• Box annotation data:

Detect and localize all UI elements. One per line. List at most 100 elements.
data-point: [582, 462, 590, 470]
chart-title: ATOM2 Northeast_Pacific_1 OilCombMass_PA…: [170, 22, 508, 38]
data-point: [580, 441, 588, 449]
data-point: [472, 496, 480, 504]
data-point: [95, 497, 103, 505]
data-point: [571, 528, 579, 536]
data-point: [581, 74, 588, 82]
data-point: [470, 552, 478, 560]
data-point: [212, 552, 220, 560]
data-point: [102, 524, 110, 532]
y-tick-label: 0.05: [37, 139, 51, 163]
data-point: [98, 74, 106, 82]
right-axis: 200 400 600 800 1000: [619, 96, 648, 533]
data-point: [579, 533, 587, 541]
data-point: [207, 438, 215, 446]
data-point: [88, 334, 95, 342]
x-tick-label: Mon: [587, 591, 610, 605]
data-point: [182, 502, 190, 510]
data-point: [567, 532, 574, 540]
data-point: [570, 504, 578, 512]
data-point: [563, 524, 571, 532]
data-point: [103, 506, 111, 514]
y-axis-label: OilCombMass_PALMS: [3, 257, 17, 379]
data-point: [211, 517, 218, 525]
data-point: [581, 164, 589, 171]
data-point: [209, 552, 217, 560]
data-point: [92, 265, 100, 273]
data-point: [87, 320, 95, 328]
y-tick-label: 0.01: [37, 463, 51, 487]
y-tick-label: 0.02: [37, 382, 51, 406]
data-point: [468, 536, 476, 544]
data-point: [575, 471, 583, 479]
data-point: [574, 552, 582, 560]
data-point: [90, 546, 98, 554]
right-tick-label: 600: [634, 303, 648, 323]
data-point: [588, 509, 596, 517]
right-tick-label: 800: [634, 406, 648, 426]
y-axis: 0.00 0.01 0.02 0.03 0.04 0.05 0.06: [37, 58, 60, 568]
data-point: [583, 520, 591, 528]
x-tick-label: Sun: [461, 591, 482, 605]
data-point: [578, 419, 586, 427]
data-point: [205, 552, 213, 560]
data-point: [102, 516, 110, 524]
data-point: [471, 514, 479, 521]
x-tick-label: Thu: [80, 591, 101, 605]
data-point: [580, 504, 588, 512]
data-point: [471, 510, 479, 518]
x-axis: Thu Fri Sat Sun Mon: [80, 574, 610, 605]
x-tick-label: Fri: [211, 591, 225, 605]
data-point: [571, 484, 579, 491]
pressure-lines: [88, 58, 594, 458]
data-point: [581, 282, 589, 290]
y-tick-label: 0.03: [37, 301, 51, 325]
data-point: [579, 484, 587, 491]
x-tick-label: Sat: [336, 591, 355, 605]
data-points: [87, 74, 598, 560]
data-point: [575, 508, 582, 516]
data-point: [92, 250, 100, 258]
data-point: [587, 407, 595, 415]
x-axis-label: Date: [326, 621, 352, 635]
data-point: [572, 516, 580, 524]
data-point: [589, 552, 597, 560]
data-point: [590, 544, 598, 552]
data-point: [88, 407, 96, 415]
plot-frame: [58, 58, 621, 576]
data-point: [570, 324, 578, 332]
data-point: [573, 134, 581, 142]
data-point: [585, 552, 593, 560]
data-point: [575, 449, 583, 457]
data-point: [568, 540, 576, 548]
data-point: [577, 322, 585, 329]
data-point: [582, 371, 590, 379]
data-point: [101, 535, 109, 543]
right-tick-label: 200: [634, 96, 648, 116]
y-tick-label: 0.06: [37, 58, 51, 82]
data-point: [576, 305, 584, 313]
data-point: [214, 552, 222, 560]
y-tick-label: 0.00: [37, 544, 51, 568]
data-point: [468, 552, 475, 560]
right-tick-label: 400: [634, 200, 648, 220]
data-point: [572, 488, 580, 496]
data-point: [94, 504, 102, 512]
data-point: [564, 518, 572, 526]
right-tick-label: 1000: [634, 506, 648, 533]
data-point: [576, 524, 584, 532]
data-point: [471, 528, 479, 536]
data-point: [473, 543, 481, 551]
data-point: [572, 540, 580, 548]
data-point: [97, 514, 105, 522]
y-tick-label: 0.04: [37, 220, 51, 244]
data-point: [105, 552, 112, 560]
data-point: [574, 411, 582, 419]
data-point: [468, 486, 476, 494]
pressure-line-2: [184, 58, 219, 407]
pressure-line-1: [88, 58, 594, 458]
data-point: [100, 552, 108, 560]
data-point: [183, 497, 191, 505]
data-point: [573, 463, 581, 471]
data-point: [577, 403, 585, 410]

• AIM: Copy out every line of the records above word for word, keeping the original order.

• TASK OUTPUT:
Detect and localize all UI elements. One per line. List at most 100 elements.
data-point: [582, 462, 590, 470]
chart-title: ATOM2 Northeast_Pacific_1 OilCombMass_PA…: [170, 22, 508, 38]
data-point: [580, 441, 588, 449]
data-point: [472, 496, 480, 504]
data-point: [95, 497, 103, 505]
data-point: [571, 528, 579, 536]
data-point: [581, 74, 588, 82]
data-point: [470, 552, 478, 560]
data-point: [212, 552, 220, 560]
data-point: [102, 524, 110, 532]
y-tick-label: 0.05: [37, 139, 51, 163]
data-point: [98, 74, 106, 82]
right-axis: 200 400 600 800 1000: [619, 96, 648, 533]
data-point: [579, 533, 587, 541]
data-point: [207, 438, 215, 446]
data-point: [88, 334, 95, 342]
x-tick-label: Mon: [587, 591, 610, 605]
data-point: [182, 502, 190, 510]
data-point: [567, 532, 574, 540]
data-point: [570, 504, 578, 512]
data-point: [563, 524, 571, 532]
data-point: [103, 506, 111, 514]
y-axis-label: OilCombMass_PALMS: [3, 257, 17, 379]
data-point: [211, 517, 218, 525]
data-point: [581, 164, 589, 171]
data-point: [209, 552, 217, 560]
data-point: [92, 265, 100, 273]
data-point: [87, 320, 95, 328]
y-tick-label: 0.01: [37, 463, 51, 487]
y-tick-label: 0.02: [37, 382, 51, 406]
data-point: [468, 536, 476, 544]
data-point: [575, 471, 583, 479]
data-point: [574, 552, 582, 560]
data-point: [90, 546, 98, 554]
right-tick-label: 600: [634, 303, 648, 323]
data-point: [588, 509, 596, 517]
right-tick-label: 800: [634, 406, 648, 426]
y-axis: 0.00 0.01 0.02 0.03 0.04 0.05 0.06: [37, 58, 60, 568]
data-point: [583, 520, 591, 528]
x-tick-label: Sun: [461, 591, 482, 605]
data-point: [578, 419, 586, 427]
data-point: [205, 552, 213, 560]
data-point: [102, 516, 110, 524]
data-point: [471, 514, 479, 521]
x-tick-label: Thu: [80, 591, 101, 605]
data-point: [580, 504, 588, 512]
data-point: [471, 510, 479, 518]
x-axis: Thu Fri Sat Sun Mon: [80, 574, 610, 605]
x-tick-label: Fri: [211, 591, 225, 605]
data-point: [571, 484, 579, 491]
pressure-lines: [88, 58, 594, 458]
data-point: [581, 282, 589, 290]
y-tick-label: 0.03: [37, 301, 51, 325]
data-point: [579, 484, 587, 491]
x-tick-label: Sat: [336, 591, 355, 605]
data-points: [87, 74, 598, 560]
data-point: [575, 508, 582, 516]
data-point: [92, 250, 100, 258]
data-point: [587, 407, 595, 415]
x-axis-label: Date: [326, 621, 352, 635]
data-point: [572, 516, 580, 524]
data-point: [589, 552, 597, 560]
data-point: [590, 544, 598, 552]
data-point: [88, 407, 96, 415]
plot-frame: [58, 58, 621, 576]
data-point: [570, 324, 578, 332]
data-point: [573, 134, 581, 142]
data-point: [585, 552, 593, 560]
data-point: [575, 449, 583, 457]
data-point: [568, 540, 576, 548]
data-point: [577, 322, 585, 329]
data-point: [582, 371, 590, 379]
data-point: [101, 535, 109, 543]
right-tick-label: 200: [634, 96, 648, 116]
y-tick-label: 0.06: [37, 58, 51, 82]
data-point: [576, 305, 584, 313]
data-point: [214, 552, 222, 560]
y-tick-label: 0.00: [37, 544, 51, 568]
data-point: [468, 552, 475, 560]
right-tick-label: 400: [634, 200, 648, 220]
data-point: [572, 488, 580, 496]
data-point: [94, 504, 102, 512]
data-point: [564, 518, 572, 526]
right-tick-label: 1000: [634, 506, 648, 533]
data-point: [576, 524, 584, 532]
data-point: [471, 528, 479, 536]
data-point: [473, 543, 481, 551]
data-point: [572, 540, 580, 548]
data-point: [97, 514, 105, 522]
y-tick-label: 0.04: [37, 220, 51, 244]
data-point: [105, 552, 112, 560]
data-point: [574, 411, 582, 419]
data-point: [468, 486, 476, 494]
pressure-line-2: [184, 58, 219, 407]
pressure-line-1: [88, 58, 594, 458]
data-point: [100, 552, 108, 560]
data-point: [183, 497, 191, 505]
data-point: [573, 463, 581, 471]
data-point: [577, 403, 585, 410]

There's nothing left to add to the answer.